#### PROBLEM DETAILS
Copy every line that mentions the word "from".

#### SUPPLIED DATA
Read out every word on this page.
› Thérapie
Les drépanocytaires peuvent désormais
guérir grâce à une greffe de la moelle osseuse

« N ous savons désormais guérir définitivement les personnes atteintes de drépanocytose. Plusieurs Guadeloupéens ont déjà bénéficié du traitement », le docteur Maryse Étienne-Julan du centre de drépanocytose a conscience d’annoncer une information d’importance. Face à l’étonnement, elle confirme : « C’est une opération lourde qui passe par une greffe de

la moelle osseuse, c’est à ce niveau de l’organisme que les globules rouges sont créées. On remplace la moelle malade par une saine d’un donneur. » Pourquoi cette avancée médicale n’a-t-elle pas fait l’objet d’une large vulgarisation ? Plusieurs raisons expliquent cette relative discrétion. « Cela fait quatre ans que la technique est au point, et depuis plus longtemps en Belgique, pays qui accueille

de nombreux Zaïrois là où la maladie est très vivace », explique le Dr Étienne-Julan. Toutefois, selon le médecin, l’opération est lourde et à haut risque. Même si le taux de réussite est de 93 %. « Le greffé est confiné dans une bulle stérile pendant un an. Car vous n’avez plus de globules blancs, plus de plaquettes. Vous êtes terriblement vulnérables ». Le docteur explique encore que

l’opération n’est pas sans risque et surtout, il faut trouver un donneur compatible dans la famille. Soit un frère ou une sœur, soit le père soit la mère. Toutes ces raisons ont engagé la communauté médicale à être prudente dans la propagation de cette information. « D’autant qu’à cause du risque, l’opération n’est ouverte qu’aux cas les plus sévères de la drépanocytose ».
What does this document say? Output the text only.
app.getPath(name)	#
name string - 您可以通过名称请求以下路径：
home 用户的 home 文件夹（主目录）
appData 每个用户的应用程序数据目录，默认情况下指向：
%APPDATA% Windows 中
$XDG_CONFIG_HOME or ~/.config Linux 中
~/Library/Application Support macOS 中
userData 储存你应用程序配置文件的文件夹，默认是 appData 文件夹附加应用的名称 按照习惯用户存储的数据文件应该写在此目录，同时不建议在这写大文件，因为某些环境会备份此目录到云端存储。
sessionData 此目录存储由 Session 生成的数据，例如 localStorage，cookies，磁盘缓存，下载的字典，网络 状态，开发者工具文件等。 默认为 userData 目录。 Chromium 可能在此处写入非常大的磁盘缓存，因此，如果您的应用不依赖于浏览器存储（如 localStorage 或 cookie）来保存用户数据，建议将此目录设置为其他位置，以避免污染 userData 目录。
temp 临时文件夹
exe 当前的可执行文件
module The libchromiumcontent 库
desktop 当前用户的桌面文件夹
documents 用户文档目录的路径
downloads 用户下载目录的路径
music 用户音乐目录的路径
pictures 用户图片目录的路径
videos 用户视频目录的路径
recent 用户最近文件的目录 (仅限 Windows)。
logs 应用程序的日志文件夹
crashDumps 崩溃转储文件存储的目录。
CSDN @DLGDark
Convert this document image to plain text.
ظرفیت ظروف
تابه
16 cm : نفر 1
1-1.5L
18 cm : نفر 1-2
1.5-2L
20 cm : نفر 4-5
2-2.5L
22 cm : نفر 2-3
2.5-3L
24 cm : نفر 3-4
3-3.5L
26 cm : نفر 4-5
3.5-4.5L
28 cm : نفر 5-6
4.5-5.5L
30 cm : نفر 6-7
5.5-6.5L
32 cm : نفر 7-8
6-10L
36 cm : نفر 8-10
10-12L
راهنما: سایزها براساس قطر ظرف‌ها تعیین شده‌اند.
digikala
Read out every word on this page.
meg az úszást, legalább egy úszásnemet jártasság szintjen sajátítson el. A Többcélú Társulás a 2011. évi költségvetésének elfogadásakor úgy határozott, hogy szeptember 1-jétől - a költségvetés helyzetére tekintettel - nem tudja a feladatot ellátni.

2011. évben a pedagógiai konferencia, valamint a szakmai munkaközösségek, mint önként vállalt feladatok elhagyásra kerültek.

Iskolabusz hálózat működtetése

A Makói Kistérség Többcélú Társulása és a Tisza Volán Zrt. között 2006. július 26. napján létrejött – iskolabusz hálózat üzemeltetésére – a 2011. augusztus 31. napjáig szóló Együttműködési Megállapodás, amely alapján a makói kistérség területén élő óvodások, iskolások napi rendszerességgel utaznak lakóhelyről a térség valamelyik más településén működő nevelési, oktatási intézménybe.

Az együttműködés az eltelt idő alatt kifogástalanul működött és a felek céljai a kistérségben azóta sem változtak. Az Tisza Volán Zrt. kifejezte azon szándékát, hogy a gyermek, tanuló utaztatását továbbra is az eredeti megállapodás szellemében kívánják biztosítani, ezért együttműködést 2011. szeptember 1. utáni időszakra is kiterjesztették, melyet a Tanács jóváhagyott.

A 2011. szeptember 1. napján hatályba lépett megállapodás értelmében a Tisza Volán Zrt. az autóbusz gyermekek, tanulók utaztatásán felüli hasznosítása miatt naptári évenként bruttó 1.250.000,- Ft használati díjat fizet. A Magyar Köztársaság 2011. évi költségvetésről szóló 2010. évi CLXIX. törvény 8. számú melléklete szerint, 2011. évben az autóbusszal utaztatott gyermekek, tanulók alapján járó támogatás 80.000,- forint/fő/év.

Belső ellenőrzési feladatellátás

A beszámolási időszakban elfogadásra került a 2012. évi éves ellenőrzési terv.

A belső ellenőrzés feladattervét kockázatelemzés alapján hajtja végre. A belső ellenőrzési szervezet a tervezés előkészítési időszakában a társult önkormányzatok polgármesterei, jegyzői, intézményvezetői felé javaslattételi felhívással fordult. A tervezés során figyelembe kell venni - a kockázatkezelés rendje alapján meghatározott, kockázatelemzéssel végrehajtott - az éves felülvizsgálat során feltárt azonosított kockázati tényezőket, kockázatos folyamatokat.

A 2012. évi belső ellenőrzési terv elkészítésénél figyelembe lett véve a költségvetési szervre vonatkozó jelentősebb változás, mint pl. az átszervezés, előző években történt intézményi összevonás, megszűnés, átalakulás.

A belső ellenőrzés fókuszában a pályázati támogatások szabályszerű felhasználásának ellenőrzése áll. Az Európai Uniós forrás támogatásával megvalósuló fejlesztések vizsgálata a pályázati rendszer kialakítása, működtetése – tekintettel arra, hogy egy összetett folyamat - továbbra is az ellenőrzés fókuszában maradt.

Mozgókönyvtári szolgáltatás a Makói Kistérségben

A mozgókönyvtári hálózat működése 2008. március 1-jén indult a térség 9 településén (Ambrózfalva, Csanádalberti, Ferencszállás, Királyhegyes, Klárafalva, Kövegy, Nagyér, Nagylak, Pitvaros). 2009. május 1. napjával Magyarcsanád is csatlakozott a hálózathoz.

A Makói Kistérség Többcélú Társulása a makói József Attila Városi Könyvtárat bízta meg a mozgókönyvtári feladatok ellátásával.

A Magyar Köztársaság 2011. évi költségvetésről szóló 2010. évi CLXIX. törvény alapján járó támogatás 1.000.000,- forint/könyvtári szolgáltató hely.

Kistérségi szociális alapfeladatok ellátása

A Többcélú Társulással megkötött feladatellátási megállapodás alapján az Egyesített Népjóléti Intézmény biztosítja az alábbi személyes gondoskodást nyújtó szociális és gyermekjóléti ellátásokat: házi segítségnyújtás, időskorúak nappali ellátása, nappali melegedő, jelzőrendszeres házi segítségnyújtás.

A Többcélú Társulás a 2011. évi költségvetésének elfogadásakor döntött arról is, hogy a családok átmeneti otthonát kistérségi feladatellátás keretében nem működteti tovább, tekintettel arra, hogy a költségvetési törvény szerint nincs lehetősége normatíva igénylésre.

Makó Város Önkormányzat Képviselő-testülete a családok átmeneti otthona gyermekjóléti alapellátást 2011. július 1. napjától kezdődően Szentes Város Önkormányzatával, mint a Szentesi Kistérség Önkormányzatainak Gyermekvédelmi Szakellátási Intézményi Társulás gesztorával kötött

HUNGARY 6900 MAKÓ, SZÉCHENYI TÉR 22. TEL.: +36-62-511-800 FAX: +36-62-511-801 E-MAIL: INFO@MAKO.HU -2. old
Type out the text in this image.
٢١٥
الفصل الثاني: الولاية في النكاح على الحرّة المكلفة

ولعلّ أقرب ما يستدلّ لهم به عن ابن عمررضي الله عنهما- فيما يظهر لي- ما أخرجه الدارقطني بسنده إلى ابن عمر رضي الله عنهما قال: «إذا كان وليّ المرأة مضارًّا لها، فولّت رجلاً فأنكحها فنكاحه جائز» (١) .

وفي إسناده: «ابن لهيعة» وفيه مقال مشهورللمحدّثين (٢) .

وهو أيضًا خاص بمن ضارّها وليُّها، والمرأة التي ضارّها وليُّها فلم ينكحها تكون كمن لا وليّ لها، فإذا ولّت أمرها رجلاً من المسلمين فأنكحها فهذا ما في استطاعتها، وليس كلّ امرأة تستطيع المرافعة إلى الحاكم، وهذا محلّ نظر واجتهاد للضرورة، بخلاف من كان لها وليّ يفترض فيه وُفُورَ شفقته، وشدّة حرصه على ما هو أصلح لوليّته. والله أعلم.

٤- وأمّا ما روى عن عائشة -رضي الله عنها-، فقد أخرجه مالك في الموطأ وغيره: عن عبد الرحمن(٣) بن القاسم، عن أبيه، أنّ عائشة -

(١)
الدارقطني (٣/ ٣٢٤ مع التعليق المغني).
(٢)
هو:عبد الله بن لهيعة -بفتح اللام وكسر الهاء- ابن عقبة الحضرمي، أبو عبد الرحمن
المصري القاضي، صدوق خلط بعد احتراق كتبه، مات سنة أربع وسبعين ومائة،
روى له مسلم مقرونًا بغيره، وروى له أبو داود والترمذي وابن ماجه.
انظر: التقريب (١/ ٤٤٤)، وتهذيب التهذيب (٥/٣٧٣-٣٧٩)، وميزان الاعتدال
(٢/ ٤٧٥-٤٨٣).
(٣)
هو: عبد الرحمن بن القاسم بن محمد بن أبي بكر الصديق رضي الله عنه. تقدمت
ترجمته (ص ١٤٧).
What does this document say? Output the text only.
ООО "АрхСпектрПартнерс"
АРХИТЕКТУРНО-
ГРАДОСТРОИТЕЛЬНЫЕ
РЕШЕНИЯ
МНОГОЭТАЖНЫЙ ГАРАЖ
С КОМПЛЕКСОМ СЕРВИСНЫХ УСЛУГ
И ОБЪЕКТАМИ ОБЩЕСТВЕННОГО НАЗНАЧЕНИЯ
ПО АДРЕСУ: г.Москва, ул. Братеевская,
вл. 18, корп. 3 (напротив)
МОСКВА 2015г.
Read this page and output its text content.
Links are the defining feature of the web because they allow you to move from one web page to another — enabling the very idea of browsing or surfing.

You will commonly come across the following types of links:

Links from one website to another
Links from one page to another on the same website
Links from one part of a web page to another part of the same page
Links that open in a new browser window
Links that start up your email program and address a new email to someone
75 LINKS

#### SOLUTION FOR THIS PROBLEM
Links are the defining feature of the web because they allow you to move from one web page to another — enabling the very idea of browsing or surfing.
Links from one website to another
Links from one page to another on the same website
Links from one part of a web page to another part of the same page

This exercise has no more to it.